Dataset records

^^^^^^^^^^^^^^^^

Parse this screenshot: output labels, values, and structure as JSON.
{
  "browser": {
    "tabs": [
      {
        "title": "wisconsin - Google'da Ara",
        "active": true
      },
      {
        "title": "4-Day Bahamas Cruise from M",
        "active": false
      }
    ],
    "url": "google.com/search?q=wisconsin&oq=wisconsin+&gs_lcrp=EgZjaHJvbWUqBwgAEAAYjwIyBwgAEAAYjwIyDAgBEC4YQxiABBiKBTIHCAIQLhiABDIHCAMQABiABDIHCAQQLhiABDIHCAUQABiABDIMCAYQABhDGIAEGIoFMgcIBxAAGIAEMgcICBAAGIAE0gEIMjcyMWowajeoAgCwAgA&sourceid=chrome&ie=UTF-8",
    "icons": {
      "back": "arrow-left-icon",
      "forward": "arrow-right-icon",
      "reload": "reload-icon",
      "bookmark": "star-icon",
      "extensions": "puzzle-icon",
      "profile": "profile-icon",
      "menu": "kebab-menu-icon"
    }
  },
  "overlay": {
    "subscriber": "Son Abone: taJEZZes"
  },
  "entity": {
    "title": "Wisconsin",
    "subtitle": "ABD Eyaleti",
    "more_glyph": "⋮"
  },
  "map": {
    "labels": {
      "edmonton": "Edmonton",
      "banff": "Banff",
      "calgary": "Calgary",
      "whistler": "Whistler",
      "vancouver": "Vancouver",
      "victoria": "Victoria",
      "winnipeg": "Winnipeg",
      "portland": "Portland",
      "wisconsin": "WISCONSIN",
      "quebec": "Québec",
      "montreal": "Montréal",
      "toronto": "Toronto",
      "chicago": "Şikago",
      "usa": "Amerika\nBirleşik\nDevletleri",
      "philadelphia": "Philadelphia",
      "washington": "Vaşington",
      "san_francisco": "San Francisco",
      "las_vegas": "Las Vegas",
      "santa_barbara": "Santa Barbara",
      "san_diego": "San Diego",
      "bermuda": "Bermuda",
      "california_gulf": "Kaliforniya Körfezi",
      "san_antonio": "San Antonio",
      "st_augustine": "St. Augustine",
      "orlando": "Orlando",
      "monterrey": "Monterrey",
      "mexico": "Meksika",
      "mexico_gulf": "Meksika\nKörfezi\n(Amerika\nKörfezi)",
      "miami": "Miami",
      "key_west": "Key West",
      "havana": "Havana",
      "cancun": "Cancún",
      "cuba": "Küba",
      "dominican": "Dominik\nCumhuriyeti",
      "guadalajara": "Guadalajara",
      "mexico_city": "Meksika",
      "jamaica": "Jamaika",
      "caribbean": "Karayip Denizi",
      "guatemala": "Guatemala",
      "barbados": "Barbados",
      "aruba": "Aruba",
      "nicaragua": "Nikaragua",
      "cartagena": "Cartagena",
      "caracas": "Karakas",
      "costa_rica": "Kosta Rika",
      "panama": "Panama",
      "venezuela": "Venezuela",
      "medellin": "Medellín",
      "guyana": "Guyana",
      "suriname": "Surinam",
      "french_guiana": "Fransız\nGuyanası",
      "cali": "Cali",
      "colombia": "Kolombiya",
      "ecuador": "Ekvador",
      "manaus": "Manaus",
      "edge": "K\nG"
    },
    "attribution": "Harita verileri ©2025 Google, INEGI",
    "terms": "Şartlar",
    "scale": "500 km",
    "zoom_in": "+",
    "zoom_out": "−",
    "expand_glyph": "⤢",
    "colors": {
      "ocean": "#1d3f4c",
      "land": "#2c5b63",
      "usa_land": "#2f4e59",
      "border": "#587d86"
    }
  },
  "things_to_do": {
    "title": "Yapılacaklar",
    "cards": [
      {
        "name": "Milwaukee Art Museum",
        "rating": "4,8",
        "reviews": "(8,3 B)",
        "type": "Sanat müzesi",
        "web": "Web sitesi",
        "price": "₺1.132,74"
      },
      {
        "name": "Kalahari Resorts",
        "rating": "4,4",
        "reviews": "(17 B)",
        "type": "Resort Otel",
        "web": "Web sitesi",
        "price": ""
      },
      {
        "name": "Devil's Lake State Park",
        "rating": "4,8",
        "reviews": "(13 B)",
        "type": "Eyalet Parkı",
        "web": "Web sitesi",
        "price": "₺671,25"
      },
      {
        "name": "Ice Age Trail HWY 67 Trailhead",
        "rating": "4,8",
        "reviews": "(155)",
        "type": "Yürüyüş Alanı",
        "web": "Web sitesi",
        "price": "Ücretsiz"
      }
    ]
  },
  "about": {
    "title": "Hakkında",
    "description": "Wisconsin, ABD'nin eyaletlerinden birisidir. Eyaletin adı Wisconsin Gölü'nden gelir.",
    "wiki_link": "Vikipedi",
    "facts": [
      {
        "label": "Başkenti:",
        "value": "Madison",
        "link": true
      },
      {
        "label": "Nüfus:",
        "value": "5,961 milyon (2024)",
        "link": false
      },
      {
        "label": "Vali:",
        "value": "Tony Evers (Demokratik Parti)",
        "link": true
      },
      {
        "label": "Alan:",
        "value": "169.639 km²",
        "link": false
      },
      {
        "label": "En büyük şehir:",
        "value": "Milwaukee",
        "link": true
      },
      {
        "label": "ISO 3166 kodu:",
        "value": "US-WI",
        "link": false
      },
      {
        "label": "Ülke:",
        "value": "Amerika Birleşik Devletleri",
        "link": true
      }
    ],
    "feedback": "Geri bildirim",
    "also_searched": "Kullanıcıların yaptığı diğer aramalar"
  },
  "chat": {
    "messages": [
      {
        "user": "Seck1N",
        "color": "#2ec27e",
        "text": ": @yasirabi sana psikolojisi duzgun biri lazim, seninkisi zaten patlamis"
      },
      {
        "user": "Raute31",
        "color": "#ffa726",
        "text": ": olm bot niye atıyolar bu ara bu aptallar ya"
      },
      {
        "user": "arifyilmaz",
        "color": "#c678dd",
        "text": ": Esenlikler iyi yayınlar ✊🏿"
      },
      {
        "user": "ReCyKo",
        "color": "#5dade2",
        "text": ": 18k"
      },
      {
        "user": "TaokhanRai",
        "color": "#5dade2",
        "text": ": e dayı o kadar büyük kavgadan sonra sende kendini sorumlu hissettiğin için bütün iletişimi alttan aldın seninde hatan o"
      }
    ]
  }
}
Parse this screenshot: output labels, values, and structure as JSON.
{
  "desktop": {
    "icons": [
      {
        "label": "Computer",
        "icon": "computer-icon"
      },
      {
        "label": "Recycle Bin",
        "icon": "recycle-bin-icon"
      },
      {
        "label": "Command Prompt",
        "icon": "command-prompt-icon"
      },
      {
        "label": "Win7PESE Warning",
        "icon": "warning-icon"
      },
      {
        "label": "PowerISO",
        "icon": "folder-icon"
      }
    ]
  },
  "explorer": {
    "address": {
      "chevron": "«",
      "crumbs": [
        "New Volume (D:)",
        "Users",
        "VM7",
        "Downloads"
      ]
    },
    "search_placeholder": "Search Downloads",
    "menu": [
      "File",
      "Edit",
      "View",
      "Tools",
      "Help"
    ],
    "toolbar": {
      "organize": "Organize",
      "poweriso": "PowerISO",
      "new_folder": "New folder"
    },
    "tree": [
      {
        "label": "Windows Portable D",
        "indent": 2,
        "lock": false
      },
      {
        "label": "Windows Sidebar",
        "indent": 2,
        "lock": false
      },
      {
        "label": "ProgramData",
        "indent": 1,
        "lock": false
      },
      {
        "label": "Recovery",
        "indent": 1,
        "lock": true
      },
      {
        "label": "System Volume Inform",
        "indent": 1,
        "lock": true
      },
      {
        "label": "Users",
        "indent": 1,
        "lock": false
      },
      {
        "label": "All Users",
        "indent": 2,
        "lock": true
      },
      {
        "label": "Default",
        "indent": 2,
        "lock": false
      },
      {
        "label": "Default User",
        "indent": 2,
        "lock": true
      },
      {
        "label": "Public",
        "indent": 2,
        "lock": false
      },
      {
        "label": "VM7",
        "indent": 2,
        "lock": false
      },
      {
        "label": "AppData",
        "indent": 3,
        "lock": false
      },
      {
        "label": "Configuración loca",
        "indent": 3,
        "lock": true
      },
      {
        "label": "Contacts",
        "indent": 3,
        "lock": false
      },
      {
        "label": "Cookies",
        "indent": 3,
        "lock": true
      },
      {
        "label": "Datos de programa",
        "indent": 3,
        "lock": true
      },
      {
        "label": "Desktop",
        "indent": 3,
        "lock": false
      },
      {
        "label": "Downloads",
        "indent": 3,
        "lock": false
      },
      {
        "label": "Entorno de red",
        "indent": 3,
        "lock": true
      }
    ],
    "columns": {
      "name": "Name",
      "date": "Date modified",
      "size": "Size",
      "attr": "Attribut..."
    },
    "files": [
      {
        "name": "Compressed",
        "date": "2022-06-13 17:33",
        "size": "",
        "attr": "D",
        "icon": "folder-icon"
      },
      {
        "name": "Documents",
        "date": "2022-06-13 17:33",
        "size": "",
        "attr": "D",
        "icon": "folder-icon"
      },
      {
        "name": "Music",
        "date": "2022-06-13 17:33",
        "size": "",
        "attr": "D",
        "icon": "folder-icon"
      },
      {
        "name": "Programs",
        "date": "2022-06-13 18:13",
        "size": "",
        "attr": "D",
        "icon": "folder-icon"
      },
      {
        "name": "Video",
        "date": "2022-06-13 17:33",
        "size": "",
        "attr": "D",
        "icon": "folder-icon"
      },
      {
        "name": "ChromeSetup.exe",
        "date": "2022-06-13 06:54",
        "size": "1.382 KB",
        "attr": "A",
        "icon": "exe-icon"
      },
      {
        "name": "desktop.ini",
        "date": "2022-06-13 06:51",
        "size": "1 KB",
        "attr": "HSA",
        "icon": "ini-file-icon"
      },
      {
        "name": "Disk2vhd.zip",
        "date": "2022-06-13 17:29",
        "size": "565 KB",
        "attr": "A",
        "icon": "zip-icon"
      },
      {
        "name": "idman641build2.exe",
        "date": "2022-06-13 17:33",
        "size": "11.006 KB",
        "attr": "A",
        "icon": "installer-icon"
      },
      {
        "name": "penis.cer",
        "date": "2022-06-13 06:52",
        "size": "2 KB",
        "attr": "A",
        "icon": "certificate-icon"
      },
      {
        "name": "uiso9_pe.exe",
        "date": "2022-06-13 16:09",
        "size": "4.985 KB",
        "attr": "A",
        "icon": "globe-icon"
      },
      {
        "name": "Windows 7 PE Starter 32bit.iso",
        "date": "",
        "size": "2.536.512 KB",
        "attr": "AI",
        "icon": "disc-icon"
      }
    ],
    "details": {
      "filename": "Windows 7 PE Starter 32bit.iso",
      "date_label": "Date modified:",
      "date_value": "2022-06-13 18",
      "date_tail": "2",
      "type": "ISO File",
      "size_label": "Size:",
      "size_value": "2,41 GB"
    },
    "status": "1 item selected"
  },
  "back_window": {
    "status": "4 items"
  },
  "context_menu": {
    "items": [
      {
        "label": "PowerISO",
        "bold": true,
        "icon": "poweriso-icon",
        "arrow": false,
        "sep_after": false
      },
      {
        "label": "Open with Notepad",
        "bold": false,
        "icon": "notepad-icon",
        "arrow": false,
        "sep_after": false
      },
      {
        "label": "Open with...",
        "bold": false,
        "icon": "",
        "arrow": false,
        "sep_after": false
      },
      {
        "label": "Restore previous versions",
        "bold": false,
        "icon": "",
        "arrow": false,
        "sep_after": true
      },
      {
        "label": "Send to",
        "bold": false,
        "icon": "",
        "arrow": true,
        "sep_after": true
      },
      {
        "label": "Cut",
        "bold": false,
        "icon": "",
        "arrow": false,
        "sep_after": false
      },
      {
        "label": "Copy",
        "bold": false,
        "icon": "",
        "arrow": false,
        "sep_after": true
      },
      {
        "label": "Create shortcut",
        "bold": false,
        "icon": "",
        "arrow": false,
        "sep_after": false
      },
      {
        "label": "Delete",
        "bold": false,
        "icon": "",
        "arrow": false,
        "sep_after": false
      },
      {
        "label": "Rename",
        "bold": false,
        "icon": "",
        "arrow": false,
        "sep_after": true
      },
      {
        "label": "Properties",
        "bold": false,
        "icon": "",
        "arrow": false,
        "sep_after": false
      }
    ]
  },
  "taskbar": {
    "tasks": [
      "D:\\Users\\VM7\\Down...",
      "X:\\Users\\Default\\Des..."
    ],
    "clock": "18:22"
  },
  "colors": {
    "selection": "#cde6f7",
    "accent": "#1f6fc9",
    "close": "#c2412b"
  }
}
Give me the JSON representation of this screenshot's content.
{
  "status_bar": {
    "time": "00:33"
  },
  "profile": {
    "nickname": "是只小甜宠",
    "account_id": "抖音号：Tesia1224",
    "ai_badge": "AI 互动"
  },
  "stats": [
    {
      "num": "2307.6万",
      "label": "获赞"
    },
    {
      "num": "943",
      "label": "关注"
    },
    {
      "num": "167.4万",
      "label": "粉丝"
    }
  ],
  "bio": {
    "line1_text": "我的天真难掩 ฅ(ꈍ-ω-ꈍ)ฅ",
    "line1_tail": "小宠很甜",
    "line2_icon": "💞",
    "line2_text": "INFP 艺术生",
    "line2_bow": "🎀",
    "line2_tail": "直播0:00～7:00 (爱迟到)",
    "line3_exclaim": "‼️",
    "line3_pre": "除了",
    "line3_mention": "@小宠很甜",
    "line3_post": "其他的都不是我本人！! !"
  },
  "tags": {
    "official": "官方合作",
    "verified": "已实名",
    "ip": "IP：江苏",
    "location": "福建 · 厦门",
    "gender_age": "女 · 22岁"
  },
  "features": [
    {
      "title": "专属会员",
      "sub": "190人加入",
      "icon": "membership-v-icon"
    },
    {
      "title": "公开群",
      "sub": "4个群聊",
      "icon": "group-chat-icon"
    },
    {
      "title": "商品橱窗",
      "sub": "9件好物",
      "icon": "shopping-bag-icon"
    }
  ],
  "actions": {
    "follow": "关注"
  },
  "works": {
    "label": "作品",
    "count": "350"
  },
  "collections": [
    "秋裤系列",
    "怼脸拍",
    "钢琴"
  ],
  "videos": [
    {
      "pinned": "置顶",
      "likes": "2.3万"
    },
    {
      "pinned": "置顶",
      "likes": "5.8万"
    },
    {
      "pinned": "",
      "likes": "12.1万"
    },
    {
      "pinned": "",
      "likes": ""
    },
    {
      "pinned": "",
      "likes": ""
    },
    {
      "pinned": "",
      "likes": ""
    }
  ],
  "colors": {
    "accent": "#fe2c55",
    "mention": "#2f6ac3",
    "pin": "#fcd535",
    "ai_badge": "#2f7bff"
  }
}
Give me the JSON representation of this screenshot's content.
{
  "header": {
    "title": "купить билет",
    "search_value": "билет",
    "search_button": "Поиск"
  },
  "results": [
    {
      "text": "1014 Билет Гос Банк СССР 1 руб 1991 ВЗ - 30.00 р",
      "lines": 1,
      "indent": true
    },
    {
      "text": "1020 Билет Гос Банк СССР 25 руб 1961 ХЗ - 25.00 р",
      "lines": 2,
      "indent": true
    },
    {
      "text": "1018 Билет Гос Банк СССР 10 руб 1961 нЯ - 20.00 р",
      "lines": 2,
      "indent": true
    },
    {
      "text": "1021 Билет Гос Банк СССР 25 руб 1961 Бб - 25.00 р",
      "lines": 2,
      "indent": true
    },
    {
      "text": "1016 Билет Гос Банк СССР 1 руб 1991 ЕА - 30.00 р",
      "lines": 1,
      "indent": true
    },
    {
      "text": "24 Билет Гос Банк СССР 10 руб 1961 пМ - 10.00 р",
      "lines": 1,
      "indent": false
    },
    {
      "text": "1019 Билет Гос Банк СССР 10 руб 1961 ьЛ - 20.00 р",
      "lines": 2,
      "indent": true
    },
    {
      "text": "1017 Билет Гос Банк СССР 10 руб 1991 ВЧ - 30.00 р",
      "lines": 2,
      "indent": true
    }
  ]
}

^^^^^^^^^^^^^^^^

■ **WHAT IS ASKED**
Report the number of lines that contain "Starter", with no other words.

■ **EXERCISE ANSWER**
2